**WHAT TO WORK ON**.
Your answer should be one number: the count of lines in these entries that hold the word "VETISEN".

-- -- --

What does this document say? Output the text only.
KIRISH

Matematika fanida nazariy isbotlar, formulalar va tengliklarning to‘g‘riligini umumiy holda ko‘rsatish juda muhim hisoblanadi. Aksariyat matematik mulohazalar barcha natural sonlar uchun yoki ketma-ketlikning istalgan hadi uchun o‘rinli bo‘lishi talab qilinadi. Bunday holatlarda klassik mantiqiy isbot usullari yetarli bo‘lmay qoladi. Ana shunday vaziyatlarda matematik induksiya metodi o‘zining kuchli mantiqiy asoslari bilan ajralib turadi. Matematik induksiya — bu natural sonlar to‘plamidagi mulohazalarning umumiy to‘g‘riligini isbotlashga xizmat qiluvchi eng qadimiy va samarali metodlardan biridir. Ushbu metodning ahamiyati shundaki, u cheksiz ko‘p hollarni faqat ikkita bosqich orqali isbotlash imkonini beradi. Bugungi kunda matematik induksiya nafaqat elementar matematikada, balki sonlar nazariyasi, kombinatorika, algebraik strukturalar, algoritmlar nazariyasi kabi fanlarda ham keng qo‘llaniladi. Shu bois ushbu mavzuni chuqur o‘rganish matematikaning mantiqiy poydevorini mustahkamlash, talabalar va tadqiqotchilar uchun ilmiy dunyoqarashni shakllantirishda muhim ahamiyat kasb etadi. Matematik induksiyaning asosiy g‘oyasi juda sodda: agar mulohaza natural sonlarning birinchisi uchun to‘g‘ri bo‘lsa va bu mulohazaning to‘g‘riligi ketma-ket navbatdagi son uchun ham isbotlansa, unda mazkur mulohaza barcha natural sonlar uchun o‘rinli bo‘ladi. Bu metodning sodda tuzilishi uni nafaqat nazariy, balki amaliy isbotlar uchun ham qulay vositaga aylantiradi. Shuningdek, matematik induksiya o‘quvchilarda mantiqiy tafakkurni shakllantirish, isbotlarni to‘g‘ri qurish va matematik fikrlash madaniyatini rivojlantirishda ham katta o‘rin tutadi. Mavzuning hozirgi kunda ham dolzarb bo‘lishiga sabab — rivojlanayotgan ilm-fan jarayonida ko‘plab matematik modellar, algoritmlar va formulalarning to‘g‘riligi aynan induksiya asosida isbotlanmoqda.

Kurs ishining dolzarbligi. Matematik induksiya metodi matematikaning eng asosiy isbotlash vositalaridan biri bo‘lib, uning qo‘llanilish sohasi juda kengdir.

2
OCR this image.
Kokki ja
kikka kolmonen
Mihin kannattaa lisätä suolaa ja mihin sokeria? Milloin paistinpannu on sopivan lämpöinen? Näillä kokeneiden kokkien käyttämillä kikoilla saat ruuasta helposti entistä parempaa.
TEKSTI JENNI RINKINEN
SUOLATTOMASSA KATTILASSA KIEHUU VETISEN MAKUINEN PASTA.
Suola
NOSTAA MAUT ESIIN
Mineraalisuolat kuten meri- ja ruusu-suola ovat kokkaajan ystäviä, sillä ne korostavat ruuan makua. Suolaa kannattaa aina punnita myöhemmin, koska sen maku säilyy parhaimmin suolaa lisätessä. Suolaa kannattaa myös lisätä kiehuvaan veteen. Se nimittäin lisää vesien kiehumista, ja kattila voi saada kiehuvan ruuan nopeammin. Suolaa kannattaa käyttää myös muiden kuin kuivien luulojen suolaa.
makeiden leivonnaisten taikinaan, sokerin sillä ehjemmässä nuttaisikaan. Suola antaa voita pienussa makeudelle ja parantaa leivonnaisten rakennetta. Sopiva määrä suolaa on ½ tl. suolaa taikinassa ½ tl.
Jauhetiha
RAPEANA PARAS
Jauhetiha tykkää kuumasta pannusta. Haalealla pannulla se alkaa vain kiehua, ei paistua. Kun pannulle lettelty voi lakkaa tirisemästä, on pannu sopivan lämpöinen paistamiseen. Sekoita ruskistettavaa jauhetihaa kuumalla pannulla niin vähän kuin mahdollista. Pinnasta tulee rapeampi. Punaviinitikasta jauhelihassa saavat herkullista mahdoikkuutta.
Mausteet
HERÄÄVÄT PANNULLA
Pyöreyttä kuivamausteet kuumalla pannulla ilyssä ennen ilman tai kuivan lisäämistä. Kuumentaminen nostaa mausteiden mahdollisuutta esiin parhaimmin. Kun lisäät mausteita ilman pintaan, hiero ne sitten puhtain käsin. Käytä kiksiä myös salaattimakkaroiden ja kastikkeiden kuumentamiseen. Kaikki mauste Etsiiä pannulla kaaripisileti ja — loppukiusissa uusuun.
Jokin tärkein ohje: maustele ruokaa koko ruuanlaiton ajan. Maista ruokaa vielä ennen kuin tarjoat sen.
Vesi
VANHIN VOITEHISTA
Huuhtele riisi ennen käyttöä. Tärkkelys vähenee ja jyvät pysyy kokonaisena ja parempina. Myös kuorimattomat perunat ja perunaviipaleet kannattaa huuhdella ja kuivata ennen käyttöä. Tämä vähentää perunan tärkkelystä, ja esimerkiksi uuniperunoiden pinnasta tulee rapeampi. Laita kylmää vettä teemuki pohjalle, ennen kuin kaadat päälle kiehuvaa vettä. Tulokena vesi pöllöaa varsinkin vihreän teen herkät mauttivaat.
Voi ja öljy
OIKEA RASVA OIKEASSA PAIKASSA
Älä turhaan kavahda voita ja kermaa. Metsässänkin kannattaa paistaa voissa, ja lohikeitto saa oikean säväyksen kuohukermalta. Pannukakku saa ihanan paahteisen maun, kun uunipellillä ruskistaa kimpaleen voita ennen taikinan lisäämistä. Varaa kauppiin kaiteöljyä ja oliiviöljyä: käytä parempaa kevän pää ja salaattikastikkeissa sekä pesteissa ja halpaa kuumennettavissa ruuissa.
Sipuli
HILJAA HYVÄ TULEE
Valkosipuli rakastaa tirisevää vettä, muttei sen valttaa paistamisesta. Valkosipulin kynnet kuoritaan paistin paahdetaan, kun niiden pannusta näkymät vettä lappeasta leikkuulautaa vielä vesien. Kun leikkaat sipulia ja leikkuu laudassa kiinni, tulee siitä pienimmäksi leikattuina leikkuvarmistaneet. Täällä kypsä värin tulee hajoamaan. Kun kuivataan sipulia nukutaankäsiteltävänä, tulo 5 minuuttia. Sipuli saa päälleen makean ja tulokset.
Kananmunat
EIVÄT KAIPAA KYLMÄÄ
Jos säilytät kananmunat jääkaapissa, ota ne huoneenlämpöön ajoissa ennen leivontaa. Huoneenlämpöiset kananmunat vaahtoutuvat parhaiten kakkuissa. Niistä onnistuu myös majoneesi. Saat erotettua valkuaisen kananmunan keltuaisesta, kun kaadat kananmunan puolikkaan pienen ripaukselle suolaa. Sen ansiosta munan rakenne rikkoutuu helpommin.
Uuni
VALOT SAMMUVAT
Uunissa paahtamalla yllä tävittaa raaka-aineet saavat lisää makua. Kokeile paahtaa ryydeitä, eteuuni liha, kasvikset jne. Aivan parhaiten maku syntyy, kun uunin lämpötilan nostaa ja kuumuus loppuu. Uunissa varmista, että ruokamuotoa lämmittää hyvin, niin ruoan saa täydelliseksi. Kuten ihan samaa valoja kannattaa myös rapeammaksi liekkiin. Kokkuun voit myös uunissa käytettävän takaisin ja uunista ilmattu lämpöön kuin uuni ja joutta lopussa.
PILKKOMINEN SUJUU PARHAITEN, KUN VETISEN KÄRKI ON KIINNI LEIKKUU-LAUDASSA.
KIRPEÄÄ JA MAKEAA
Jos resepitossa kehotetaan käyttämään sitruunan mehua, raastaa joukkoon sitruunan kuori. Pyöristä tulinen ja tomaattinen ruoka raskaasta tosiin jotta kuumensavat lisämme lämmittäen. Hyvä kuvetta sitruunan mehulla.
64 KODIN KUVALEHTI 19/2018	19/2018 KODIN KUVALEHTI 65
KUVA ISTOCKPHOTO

-- -- --

**FULL ANSWER**.
2